DIRECTIONS FOR THIS TASK: Copy each line below without leaving any out.

-- BEGIN RECORDS TO USE --

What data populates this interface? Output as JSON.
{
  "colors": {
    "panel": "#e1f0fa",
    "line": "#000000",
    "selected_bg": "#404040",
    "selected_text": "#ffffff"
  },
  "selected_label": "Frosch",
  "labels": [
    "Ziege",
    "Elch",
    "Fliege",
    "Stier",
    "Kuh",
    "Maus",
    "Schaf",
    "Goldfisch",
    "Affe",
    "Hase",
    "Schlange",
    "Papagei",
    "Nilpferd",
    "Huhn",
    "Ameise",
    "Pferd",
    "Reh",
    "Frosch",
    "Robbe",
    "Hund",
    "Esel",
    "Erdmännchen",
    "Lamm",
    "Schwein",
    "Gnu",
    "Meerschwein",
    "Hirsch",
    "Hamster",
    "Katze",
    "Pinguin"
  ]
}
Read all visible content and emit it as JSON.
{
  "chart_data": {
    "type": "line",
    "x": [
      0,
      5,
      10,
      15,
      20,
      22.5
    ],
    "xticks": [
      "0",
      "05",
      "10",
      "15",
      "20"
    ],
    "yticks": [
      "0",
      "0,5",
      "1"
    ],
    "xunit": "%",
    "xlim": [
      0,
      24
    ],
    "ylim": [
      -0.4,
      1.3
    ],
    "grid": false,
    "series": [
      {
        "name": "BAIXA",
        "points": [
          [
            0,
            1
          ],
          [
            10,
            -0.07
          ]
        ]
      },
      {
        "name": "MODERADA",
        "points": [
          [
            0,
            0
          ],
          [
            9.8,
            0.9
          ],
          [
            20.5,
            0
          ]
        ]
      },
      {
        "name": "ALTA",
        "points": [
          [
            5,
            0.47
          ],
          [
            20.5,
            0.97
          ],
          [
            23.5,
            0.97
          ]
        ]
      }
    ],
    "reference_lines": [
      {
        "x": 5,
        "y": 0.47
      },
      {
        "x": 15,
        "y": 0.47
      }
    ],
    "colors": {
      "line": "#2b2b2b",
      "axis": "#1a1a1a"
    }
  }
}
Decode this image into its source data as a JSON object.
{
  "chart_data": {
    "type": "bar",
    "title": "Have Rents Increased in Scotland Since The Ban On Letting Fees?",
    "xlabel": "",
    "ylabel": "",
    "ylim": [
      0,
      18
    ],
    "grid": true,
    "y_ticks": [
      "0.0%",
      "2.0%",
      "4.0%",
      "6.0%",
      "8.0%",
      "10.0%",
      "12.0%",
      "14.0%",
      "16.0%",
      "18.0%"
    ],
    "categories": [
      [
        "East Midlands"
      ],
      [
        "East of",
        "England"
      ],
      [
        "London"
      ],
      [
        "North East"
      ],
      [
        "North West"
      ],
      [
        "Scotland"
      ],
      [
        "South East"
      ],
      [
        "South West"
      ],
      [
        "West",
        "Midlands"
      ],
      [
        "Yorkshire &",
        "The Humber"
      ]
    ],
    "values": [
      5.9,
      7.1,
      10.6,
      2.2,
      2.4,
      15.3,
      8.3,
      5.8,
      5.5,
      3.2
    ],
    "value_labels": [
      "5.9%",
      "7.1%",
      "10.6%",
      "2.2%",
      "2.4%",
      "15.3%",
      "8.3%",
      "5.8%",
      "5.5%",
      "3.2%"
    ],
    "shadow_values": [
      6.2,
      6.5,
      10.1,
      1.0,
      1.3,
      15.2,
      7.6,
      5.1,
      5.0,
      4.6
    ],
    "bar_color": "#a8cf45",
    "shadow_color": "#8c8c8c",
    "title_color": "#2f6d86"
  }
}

-- END RECORDS TO USE --

OUTPUT BELOW:
What data populates this interface? Output as JSON.
{
  "colors": {
    "panel": "#e1f0fa",
    "line": "#000000",
    "selected_bg": "#404040",
    "selected_text": "#ffffff"
  },
  "selected_label": "Frosch",
  "labels": [
    "Ziege",
    "Elch",
    "Fliege",
    "Stier",
    "Kuh",
    "Maus",
    "Schaf",
    "Goldfisch",
    "Affe",
    "Hase",
    "Schlange",
    "Papagei",
    "Nilpferd",
    "Huhn",
    "Ameise",
    "Pferd",
    "Reh",
    "Frosch",
    "Robbe",
    "Hund",
    "Esel",
    "Erdmännchen",
    "Lamm",
    "Schwein",
    "Gnu",
    "Meerschwein",
    "Hirsch",
    "Hamster",
    "Katze",
    "Pinguin"
  ]
}
Read all visible content and emit it as JSON.
{
  "chart_data": {
    "type": "line",
    "x": [
      0,
      5,
      10,
      15,
      20,
      22.5
    ],
    "xticks": [
      "0",
      "05",
      "10",
      "15",
      "20"
    ],
    "yticks": [
      "0",
      "0,5",
      "1"
    ],
    "xunit": "%",
    "xlim": [
      0,
      24
    ],
    "ylim": [
      -0.4,
      1.3
    ],
    "grid": false,
    "series": [
      {
        "name": "BAIXA",
        "points": [
          [
            0,
            1
          ],
          [
            10,
            -0.07
          ]
        ]
      },
      {
        "name": "MODERADA",
        "points": [
          [
            0,
            0
          ],
          [
            9.8,
            0.9
          ],
          [
            20.5,
            0
          ]
        ]
      },
      {
        "name": "ALTA",
        "points": [
          [
            5,
            0.47
          ],
          [
            20.5,
            0.97
          ],
          [
            23.5,
            0.97
          ]
        ]
      }
    ],
    "reference_lines": [
      {
        "x": 5,
        "y": 0.47
      },
      {
        "x": 15,
        "y": 0.47
      }
    ],
    "colors": {
      "line": "#2b2b2b",
      "axis": "#1a1a1a"
    }
  }
}
Decode this image into its source data as a JSON object.
{
  "chart_data": {
    "type": "bar",
    "title": "Have Rents Increased in Scotland Since The Ban On Letting Fees?",
    "xlabel": "",
    "ylabel": "",
    "ylim": [
      0,
      18
    ],
    "grid": true,
    "y_ticks": [
      "0.0%",
      "2.0%",
      "4.0%",
      "6.0%",
      "8.0%",
      "10.0%",
      "12.0%",
      "14.0%",
      "16.0%",
      "18.0%"
    ],
    "categories": [
      [
        "East Midlands"
      ],
      [
        "East of",
        "England"
      ],
      [
        "London"
      ],
      [
        "North East"
      ],
      [
        "North West"
      ],
      [
        "Scotland"
      ],
      [
        "South East"
      ],
      [
        "South West"
      ],
      [
        "West",
        "Midlands"
      ],
      [
        "Yorkshire &",
        "The Humber"
      ]
    ],
    "values": [
      5.9,
      7.1,
      10.6,
      2.2,
      2.4,
      15.3,
      8.3,
      5.8,
      5.5,
      3.2
    ],
    "value_labels": [
      "5.9%",
      "7.1%",
      "10.6%",
      "2.2%",
      "2.4%",
      "15.3%",
      "8.3%",
      "5.8%",
      "5.5%",
      "3.2%"
    ],
    "shadow_values": [
      6.2,
      6.5,
      10.1,
      1.0,
      1.3,
      15.2,
      7.6,
      5.1,
      5.0,
      4.6
    ],
    "bar_color": "#a8cf45",
    "shadow_color": "#8c8c8c",
    "title_color": "#2f6d86"
  }
}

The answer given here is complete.